**Task directions**
Where a line below holds the string "this", copy that line.

Data entries
━━━━━━

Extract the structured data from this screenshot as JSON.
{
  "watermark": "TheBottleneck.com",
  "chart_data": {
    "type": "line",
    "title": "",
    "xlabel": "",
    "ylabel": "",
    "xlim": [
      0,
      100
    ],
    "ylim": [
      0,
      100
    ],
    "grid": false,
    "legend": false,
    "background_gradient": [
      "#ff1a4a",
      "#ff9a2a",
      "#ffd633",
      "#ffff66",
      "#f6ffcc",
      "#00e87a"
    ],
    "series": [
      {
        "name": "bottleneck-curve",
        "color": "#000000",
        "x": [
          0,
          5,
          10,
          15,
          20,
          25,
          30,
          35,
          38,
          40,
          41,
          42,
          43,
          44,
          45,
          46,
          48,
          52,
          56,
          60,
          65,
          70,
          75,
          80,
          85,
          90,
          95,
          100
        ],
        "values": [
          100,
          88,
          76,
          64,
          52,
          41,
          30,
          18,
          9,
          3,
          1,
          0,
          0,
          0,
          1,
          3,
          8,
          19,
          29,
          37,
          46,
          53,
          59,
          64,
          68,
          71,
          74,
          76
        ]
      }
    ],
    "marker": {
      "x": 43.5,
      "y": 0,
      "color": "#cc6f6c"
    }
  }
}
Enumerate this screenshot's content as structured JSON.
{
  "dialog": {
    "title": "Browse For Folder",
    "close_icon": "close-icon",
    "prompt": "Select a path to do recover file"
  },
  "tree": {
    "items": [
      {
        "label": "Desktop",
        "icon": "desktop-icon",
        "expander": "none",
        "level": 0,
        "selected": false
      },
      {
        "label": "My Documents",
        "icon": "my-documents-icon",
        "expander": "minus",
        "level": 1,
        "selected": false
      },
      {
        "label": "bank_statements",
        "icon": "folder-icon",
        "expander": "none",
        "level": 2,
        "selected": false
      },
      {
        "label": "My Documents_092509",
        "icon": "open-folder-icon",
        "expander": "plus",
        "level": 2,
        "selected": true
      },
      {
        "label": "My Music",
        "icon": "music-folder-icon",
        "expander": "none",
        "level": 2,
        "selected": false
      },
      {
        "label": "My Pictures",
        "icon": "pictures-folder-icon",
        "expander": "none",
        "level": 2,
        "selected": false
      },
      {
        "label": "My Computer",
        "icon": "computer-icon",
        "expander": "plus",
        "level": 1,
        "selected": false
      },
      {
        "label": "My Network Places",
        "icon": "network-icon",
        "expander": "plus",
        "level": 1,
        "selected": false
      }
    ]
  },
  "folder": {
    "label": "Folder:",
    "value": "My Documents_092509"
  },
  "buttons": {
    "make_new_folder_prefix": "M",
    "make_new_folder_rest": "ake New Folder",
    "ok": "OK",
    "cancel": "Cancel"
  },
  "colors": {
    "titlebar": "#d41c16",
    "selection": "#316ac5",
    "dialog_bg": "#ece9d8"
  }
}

━━━━━━

**Full output**
Extract the structured data from this screenshot as JSON.
Enumerate this screenshot's content as structured JSON.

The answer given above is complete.